**Text provided**
+ + +

I love them when they say,  "What are you looking at?" When I'm only wool gathering and happen to do the thinking stare in their direction.  I even love them when they throw shade "both sides."

Teens, like mine, belong to a tender tribe.  

Thank you to Stacey, Betsy, Dana, Tara, Beth, Anna, Kathleen & Deb for creating community and valuing voice. Join us at Two Writing Teachers. Slide by the Slice of Life buffet for seconds or link up to serve your own slice of life.

Wednesday, March 2, 2016

Water Runs

When I got home from school yesterday, the house looked the same. It sat squatting in the semi-green grass. The front-door faced the corner woods. The house looked the same but it was gloriously different.

When I walked in, my first stop was the kitchen sink. I twisted the cold-water knob and just like that, water spluttered and then flowed from the faucet. Years ago after watching charity videos during Project for Awesome, I counted up the number of faucets in and around my house.

+ + +

**Given entries**
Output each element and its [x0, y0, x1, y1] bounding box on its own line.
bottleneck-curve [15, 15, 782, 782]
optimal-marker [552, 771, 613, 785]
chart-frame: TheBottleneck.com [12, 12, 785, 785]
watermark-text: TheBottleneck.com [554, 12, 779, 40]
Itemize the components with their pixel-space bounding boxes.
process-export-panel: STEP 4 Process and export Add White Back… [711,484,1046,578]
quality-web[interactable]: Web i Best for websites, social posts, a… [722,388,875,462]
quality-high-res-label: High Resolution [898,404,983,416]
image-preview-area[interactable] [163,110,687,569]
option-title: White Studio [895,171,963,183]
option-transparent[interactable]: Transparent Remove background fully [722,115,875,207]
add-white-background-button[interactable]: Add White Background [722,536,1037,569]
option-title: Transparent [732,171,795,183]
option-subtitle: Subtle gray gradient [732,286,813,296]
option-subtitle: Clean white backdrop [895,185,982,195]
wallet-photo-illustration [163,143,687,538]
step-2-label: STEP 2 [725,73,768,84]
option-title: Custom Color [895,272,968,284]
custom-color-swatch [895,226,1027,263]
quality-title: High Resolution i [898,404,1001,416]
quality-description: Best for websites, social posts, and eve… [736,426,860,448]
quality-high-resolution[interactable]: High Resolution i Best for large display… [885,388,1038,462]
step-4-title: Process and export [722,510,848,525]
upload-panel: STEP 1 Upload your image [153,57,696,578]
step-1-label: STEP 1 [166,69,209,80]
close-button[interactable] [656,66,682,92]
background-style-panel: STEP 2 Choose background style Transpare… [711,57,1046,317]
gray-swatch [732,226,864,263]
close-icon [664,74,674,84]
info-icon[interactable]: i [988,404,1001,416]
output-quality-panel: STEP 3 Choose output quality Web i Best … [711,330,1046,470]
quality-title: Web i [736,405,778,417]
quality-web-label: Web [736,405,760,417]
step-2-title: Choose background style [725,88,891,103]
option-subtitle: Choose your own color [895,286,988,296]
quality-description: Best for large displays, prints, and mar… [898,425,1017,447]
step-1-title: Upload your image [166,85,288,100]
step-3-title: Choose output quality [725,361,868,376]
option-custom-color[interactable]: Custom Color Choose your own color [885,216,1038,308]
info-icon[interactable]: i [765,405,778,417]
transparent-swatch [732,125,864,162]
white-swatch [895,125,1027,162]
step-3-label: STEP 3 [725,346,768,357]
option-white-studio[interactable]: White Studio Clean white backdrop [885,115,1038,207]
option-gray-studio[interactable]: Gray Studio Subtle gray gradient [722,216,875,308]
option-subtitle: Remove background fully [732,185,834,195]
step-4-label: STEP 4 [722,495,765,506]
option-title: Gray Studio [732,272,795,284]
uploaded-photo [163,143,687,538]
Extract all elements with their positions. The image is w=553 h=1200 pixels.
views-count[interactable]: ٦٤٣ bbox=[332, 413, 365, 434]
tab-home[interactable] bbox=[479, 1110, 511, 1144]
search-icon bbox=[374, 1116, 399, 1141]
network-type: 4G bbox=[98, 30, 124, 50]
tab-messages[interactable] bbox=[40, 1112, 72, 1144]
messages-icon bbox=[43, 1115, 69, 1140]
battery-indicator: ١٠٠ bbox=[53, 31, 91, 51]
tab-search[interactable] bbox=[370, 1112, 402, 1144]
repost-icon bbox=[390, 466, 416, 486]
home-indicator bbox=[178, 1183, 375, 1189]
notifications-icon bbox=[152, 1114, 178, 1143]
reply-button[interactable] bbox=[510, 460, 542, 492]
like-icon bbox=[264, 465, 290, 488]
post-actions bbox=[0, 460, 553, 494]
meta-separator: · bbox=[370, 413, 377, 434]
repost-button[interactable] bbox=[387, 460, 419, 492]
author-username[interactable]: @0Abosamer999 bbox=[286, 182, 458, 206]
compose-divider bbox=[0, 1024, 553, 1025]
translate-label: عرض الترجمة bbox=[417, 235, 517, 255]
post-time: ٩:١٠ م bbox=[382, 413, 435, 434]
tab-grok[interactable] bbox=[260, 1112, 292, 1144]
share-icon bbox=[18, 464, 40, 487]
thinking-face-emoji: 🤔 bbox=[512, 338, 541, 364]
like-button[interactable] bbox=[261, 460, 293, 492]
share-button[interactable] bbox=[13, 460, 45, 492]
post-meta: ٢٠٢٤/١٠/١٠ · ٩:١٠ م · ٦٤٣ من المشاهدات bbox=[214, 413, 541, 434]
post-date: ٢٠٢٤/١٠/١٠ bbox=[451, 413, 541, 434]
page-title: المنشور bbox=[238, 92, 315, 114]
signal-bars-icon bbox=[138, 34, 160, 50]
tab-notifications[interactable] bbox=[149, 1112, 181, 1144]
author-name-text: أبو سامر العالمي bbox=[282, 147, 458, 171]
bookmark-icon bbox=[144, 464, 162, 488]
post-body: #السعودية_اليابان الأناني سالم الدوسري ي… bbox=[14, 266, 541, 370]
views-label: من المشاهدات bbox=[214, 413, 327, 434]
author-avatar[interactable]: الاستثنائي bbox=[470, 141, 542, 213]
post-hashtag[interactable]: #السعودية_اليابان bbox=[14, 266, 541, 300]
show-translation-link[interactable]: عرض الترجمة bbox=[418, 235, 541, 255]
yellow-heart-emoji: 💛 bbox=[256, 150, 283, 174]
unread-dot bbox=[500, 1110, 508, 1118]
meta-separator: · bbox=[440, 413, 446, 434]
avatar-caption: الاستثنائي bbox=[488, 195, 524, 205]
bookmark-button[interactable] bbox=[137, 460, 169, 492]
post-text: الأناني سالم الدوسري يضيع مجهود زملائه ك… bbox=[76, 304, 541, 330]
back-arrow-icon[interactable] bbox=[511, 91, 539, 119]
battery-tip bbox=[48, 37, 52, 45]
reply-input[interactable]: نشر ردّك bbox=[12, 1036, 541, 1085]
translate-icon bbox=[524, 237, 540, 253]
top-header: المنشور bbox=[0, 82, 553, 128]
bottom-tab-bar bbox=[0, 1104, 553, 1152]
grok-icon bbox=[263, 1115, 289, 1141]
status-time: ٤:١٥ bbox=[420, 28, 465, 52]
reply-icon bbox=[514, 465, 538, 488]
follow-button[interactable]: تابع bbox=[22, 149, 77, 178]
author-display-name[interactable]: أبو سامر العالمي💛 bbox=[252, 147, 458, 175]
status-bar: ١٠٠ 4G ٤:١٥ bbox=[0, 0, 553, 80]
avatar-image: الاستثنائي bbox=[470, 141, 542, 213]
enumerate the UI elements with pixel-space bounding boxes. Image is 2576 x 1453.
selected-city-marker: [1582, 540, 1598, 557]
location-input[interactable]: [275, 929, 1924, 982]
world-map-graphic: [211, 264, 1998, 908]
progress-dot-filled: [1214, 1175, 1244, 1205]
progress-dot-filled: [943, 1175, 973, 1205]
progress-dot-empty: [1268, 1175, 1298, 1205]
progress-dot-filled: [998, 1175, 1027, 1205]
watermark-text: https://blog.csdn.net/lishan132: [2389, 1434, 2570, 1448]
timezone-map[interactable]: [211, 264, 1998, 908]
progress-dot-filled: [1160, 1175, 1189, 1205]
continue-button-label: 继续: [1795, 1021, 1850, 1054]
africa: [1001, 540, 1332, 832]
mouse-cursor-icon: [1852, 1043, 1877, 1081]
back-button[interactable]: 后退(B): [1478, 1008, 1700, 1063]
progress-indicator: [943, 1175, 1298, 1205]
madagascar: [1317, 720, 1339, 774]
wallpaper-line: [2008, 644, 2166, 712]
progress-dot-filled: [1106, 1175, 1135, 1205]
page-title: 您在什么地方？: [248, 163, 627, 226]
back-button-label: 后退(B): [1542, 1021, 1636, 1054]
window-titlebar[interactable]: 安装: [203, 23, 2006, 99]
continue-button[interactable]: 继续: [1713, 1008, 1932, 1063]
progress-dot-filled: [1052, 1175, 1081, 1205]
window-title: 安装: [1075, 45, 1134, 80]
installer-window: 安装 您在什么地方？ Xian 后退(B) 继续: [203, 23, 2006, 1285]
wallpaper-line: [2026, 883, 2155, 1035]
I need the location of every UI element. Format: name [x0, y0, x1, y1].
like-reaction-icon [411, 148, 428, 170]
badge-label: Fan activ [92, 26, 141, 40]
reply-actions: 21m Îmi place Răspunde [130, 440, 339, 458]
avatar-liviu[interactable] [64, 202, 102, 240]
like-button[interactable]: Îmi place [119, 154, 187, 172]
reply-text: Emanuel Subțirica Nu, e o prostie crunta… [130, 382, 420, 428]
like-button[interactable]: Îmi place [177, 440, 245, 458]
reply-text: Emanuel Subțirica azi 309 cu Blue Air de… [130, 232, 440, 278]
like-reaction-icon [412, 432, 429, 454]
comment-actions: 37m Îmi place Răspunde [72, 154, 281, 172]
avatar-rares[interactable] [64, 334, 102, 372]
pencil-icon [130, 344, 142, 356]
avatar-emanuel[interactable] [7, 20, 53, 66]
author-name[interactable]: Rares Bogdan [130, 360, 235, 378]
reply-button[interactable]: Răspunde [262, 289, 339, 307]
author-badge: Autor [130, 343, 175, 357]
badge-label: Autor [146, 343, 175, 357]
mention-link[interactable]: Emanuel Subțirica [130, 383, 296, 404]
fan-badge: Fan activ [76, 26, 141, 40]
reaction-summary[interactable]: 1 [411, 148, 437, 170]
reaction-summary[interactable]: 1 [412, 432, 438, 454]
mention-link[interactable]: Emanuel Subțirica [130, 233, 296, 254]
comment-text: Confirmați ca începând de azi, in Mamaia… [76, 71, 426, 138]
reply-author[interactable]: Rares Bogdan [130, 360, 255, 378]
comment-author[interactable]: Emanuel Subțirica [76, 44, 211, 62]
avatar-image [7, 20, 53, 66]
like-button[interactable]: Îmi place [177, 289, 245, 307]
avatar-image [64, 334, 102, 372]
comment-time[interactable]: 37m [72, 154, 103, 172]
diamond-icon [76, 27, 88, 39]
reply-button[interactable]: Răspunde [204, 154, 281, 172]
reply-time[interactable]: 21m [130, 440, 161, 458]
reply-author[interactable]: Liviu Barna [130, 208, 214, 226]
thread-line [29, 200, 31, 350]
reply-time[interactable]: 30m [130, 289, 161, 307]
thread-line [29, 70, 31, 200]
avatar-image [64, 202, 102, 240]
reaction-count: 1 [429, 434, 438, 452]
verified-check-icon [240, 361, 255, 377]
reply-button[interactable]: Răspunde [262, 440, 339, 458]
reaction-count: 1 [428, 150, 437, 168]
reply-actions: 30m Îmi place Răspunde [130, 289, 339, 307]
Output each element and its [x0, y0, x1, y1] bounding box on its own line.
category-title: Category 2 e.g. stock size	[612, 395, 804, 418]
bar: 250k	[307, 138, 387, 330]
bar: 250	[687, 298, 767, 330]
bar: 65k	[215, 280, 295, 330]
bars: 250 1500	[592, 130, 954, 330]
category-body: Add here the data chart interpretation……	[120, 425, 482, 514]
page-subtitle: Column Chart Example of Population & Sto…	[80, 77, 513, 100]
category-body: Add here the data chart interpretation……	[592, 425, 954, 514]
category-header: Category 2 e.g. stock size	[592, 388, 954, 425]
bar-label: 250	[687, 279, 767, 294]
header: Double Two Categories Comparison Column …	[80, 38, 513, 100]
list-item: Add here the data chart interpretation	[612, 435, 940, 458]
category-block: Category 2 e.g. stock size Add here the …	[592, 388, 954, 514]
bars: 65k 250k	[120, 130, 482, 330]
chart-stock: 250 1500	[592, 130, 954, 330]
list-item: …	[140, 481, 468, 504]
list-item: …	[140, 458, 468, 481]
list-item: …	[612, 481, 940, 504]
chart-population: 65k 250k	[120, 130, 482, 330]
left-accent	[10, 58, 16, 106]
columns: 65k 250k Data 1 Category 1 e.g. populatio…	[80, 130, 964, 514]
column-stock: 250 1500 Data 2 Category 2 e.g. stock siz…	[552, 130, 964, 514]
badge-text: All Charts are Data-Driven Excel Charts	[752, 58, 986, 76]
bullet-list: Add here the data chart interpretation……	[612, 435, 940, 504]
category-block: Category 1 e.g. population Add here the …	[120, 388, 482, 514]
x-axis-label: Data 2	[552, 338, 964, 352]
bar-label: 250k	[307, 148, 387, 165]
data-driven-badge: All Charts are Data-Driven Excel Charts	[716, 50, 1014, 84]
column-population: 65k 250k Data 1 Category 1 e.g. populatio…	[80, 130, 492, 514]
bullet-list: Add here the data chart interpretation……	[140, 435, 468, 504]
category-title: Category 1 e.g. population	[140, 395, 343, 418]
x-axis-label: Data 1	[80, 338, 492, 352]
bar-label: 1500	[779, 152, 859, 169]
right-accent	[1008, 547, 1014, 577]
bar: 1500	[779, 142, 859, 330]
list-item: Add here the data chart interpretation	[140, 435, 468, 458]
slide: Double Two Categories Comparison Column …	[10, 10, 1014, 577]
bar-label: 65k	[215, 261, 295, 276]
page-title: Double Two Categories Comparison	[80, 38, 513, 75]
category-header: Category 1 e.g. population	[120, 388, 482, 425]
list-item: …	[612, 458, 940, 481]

+ + +

**Study questions**
- a) In the blog excerpt, what was the writer's first stop after walking into the house?
- b) According to the blog excerpt, what led the writer to count the faucets in and around the house years ago?
- c) Carry the blog excerpt forward from its final sentence.
The material above is separate from the blog excerpt.

**Outputs for the tasks**
- a) The kitchen sink.

- b) The writer counted the faucets after watching charity videos during Project for Awesome.

- c)
We have thirteen faucets. There is no walking, no hand pumping, no carrying, no lugging, no hooking bucket handles over the horns of oxen. Water runs--through the miracle of modern engineering-- into and out of our homes, schools, kitchens, baths, laundry rooms, garages--even onto some lawns. I am so thankful that I do not have to chase it.

 Many thanks to D & E Pump Contractors for fixing the pump in less than twenty-four hours.

Tuesday, March 1, 2016


Happy 9th annual Slice of Life Story Challenge!
Thanks to the team at Two Writing Teachers for cultivating such a
supportive writing community. If you'd like to participate by blogging
everyday during the month of March, head over to TWT to get the details.

The coffee is set to brew at o'dark thirty in my house.  I woke to the nutty scent of a dark roast. I love a strong cup of coffee. I made my way to the kitchen stepping over dog toys, the tile cold on my bare feet. I grabbed a glass from a kitchen cabinet and turned to the sink to for water. I held the glass under the goose-neck faucet.  I turned the knob for cold water. Nothing. No water came spilling out of the faucet.

We live out in the country and draw our water from a well. I'd gotten comfortable with the water service person we recently hired. I've been feeling comfortable with the service, so I haven't checked on the well or the pump in a while.

It is easy to take things for granted especially when things seem to be running smoothly. I take things for granted at home and I have known myself to take things for granted in my classroom too.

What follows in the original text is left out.